| WHAT IS NEEDED |
Take each line containing "Normalized" and report it exactly as written.
________
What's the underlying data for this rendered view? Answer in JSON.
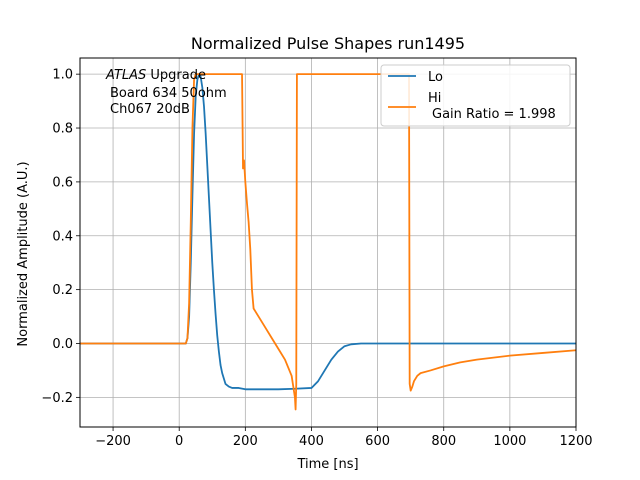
{
  "chart_data": {
    "type": "line",
    "title": "Normalized Pulse Shapes run1495",
    "xlabel": "Time [ns]",
    "ylabel": "Normalized Amplitude (A.U.)",
    "xlim": [
      -300,
      1200
    ],
    "ylim": [
      -0.31,
      1.06
    ],
    "xticks": [
      -200,
      0,
      200,
      400,
      600,
      800,
      1000,
      1200
    ],
    "yticks": [
      -0.2,
      0.0,
      0.2,
      0.4,
      0.6,
      0.8,
      1.0
    ],
    "grid": true,
    "legend": "top-right",
    "annotation": {
      "atlas": "ATLAS",
      "line1_rest": " Upgrade",
      "line2": "Board 634 50ohm",
      "line3": "Ch067 20dB"
    },
    "series": [
      {
        "name": "Lo",
        "color": "#1f77b4",
        "x": [
          -300,
          20,
          25,
          30,
          35,
          40,
          45,
          50,
          55,
          60,
          65,
          70,
          75,
          80,
          85,
          90,
          95,
          100,
          105,
          110,
          115,
          120,
          125,
          130,
          135,
          140,
          150,
          160,
          170,
          180,
          200,
          250,
          300,
          350,
          400,
          420,
          440,
          460,
          480,
          500,
          520,
          550,
          600,
          1200
        ],
        "y": [
          0.0,
          0.0,
          0.02,
          0.1,
          0.3,
          0.55,
          0.78,
          0.92,
          0.98,
          1.0,
          0.99,
          0.95,
          0.88,
          0.78,
          0.66,
          0.54,
          0.42,
          0.3,
          0.2,
          0.11,
          0.03,
          -0.03,
          -0.08,
          -0.11,
          -0.13,
          -0.15,
          -0.16,
          -0.165,
          -0.165,
          -0.165,
          -0.17,
          -0.17,
          -0.17,
          -0.168,
          -0.165,
          -0.14,
          -0.1,
          -0.06,
          -0.03,
          -0.01,
          -0.003,
          0.0,
          0.0,
          0.0
        ]
      },
      {
        "name": "Hi",
        "label_extra": "Gain Ratio = 1.998",
        "color": "#ff7f0e",
        "x": [
          -300,
          20,
          25,
          30,
          35,
          40,
          45,
          50,
          190,
          193,
          196,
          200,
          205,
          210,
          215,
          220,
          225,
          230,
          240,
          260,
          280,
          300,
          320,
          340,
          350,
          352,
          354,
          356,
          358,
          695,
          697,
          700,
          705,
          710,
          720,
          730,
          760,
          800,
          850,
          900,
          1000,
          1100,
          1200
        ],
        "y": [
          0.0,
          0.0,
          0.02,
          0.15,
          0.45,
          0.8,
          0.98,
          1.0,
          1.0,
          0.65,
          0.68,
          0.6,
          0.52,
          0.45,
          0.35,
          0.2,
          0.13,
          0.12,
          0.1,
          0.06,
          0.02,
          -0.02,
          -0.06,
          -0.12,
          -0.2,
          -0.245,
          -0.15,
          1.0,
          1.0,
          1.0,
          -0.15,
          -0.175,
          -0.16,
          -0.14,
          -0.12,
          -0.11,
          -0.1,
          -0.085,
          -0.07,
          -0.06,
          -0.045,
          -0.035,
          -0.025
        ]
      }
    ]
  }
}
________
| TASK OUTPUT |
    "title": "Normalized Pulse Shapes run1495",
    "ylabel": "Normalized Amplitude (A.U.)",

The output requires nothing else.